» **Dataset content**:
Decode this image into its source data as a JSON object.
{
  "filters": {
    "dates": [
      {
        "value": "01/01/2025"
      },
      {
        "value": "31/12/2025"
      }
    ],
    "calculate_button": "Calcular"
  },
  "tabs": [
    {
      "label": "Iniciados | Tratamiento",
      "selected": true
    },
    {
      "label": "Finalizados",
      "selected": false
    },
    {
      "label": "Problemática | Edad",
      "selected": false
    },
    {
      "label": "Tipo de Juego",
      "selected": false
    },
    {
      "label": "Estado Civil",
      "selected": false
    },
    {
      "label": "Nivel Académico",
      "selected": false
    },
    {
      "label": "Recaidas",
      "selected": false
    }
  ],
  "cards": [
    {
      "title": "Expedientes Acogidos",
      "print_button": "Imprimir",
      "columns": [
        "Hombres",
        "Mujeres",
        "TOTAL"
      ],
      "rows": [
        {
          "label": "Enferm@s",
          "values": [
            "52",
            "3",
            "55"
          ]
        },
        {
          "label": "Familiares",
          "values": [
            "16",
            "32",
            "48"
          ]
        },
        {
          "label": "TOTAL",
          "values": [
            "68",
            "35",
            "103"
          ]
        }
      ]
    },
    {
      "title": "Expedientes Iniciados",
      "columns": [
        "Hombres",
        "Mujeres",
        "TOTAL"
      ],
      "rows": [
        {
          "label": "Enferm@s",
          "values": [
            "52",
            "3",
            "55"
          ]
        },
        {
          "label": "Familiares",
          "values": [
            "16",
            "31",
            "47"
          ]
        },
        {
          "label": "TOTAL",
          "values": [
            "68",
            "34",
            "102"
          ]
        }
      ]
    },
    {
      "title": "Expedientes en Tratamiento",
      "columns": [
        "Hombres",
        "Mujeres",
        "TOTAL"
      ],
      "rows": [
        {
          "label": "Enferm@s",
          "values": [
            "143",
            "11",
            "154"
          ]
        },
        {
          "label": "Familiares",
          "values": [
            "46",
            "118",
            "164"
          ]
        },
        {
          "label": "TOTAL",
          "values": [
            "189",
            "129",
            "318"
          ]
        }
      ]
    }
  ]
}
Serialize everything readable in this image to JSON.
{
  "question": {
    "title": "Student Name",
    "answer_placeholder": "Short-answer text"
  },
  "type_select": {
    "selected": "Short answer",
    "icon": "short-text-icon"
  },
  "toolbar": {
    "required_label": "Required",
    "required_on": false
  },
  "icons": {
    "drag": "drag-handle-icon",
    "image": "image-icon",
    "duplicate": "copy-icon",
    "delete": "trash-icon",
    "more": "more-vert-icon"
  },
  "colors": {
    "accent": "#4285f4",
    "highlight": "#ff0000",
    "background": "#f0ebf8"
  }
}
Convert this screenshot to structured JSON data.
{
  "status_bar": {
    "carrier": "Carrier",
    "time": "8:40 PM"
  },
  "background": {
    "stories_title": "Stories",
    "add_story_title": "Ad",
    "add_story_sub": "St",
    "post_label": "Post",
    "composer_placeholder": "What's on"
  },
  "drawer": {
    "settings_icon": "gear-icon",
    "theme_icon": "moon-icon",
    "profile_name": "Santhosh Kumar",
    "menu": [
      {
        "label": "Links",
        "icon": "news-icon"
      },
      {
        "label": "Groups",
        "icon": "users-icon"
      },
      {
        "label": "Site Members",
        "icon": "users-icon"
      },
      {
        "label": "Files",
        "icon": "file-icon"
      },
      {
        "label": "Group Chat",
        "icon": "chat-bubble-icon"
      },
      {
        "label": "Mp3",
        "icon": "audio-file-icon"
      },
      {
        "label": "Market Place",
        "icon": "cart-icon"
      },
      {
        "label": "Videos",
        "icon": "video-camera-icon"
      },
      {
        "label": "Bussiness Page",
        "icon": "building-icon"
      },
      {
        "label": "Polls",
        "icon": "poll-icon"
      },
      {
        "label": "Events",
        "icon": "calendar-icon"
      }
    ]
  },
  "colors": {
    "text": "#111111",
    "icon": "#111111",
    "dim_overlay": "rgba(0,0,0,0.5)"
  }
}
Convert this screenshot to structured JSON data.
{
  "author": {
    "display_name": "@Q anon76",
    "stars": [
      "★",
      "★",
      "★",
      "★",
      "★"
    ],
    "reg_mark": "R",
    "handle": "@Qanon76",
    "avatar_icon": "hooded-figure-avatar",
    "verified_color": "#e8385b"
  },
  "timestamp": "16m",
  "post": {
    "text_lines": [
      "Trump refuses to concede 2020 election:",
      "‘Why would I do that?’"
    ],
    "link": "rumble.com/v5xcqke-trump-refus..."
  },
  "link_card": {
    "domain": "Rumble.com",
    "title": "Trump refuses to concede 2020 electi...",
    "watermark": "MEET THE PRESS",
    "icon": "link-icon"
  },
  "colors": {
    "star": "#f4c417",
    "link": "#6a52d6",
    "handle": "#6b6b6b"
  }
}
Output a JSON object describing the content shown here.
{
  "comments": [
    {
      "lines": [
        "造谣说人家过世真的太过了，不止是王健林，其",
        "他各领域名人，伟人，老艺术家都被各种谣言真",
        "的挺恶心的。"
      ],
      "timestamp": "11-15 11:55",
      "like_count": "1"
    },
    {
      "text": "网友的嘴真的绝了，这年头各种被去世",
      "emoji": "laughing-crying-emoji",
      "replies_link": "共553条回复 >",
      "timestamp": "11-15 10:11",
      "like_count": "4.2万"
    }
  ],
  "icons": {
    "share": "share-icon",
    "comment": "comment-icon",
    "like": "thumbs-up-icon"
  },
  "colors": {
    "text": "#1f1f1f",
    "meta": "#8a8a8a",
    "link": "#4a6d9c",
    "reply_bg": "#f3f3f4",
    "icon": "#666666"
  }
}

» **Aim of the exercise**: Output all of the data again. Match it exactly.

» **Expected output**:
Decode this image into its source data as a JSON object.
{
  "filters": {
    "dates": [
      {
        "value": "01/01/2025"
      },
      {
        "value": "31/12/2025"
      }
    ],
    "calculate_button": "Calcular"
  },
  "tabs": [
    {
      "label": "Iniciados | Tratamiento",
      "selected": true
    },
    {
      "label": "Finalizados",
      "selected": false
    },
    {
      "label": "Problemática | Edad",
      "selected": false
    },
    {
      "label": "Tipo de Juego",
      "selected": false
    },
    {
      "label": "Estado Civil",
      "selected": false
    },
    {
      "label": "Nivel Académico",
      "selected": false
    },
    {
      "label": "Recaidas",
      "selected": false
    }
  ],
  "cards": [
    {
      "title": "Expedientes Acogidos",
      "print_button": "Imprimir",
      "columns": [
        "Hombres",
        "Mujeres",
        "TOTAL"
      ],
      "rows": [
        {
          "label": "Enferm@s",
          "values": [
            "52",
            "3",
            "55"
          ]
        },
        {
          "label": "Familiares",
          "values": [
            "16",
            "32",
            "48"
          ]
        },
        {
          "label": "TOTAL",
          "values": [
            "68",
            "35",
            "103"
          ]
        }
      ]
    },
    {
      "title": "Expedientes Iniciados",
      "columns": [
        "Hombres",
        "Mujeres",
        "TOTAL"
      ],
      "rows": [
        {
          "label": "Enferm@s",
          "values": [
            "52",
            "3",
            "55"
          ]
        },
        {
          "label": "Familiares",
          "values": [
            "16",
            "31",
            "47"
          ]
        },
        {
          "label": "TOTAL",
          "values": [
            "68",
            "34",
            "102"
          ]
        }
      ]
    },
    {
      "title": "Expedientes en Tratamiento",
      "columns": [
        "Hombres",
        "Mujeres",
        "TOTAL"
      ],
      "rows": [
        {
          "label": "Enferm@s",
          "values": [
            "143",
            "11",
            "154"
          ]
        },
        {
          "label": "Familiares",
          "values": [
            "46",
            "118",
            "164"
          ]
        },
        {
          "label": "TOTAL",
          "values": [
            "189",
            "129",
            "318"
          ]
        }
      ]
    }
  ]
}
Serialize everything readable in this image to JSON.
{
  "question": {
    "title": "Student Name",
    "answer_placeholder": "Short-answer text"
  },
  "type_select": {
    "selected": "Short answer",
    "icon": "short-text-icon"
  },
  "toolbar": {
    "required_label": "Required",
    "required_on": false
  },
  "icons": {
    "drag": "drag-handle-icon",
    "image": "image-icon",
    "duplicate": "copy-icon",
    "delete": "trash-icon",
    "more": "more-vert-icon"
  },
  "colors": {
    "accent": "#4285f4",
    "highlight": "#ff0000",
    "background": "#f0ebf8"
  }
}
Convert this screenshot to structured JSON data.
{
  "status_bar": {
    "carrier": "Carrier",
    "time": "8:40 PM"
  },
  "background": {
    "stories_title": "Stories",
    "add_story_title": "Ad",
    "add_story_sub": "St",
    "post_label": "Post",
    "composer_placeholder": "What's on"
  },
  "drawer": {
    "settings_icon": "gear-icon",
    "theme_icon": "moon-icon",
    "profile_name": "Santhosh Kumar",
    "menu": [
      {
        "label": "Links",
        "icon": "news-icon"
      },
      {
        "label": "Groups",
        "icon": "users-icon"
      },
      {
        "label": "Site Members",
        "icon": "users-icon"
      },
      {
        "label": "Files",
        "icon": "file-icon"
      },
      {
        "label": "Group Chat",
        "icon": "chat-bubble-icon"
      },
      {
        "label": "Mp3",
        "icon": "audio-file-icon"
      },
      {
        "label": "Market Place",
        "icon": "cart-icon"
      },
      {
        "label": "Videos",
        "icon": "video-camera-icon"
      },
      {
        "label": "Bussiness Page",
        "icon": "building-icon"
      },
      {
        "label": "Polls",
        "icon": "poll-icon"
      },
      {
        "label": "Events",
        "icon": "calendar-icon"
      }
    ]
  },
  "colors": {
    "text": "#111111",
    "icon": "#111111",
    "dim_overlay": "rgba(0,0,0,0.5)"
  }
}
Convert this screenshot to structured JSON data.
{
  "author": {
    "display_name": "@Q anon76",
    "stars": [
      "★",
      "★",
      "★",
      "★",
      "★"
    ],
    "reg_mark": "R",
    "handle": "@Qanon76",
    "avatar_icon": "hooded-figure-avatar",
    "verified_color": "#e8385b"
  },
  "timestamp": "16m",
  "post": {
    "text_lines": [
      "Trump refuses to concede 2020 election:",
      "‘Why would I do that?’"
    ],
    "link": "rumble.com/v5xcqke-trump-refus..."
  },
  "link_card": {
    "domain": "Rumble.com",
    "title": "Trump refuses to concede 2020 electi...",
    "watermark": "MEET THE PRESS",
    "icon": "link-icon"
  },
  "colors": {
    "star": "#f4c417",
    "link": "#6a52d6",
    "handle": "#6b6b6b"
  }
}
Output a JSON object describing the content shown here.
{
  "comments": [
    {
      "lines": [
        "造谣说人家过世真的太过了，不止是王健林，其",
        "他各领域名人，伟人，老艺术家都被各种谣言真",
        "的挺恶心的。"
      ],
      "timestamp": "11-15 11:55",
      "like_count": "1"
    },
    {
      "text": "网友的嘴真的绝了，这年头各种被去世",
      "emoji": "laughing-crying-emoji",
      "replies_link": "共553条回复 >",
      "timestamp": "11-15 10:11",
      "like_count": "4.2万"
    }
  ],
  "icons": {
    "share": "share-icon",
    "comment": "comment-icon",
    "like": "thumbs-up-icon"
  },
  "colors": {
    "text": "#1f1f1f",
    "meta": "#8a8a8a",
    "link": "#4a6d9c",
    "reply_bg": "#f3f3f4",
    "icon": "#666666"
  }
}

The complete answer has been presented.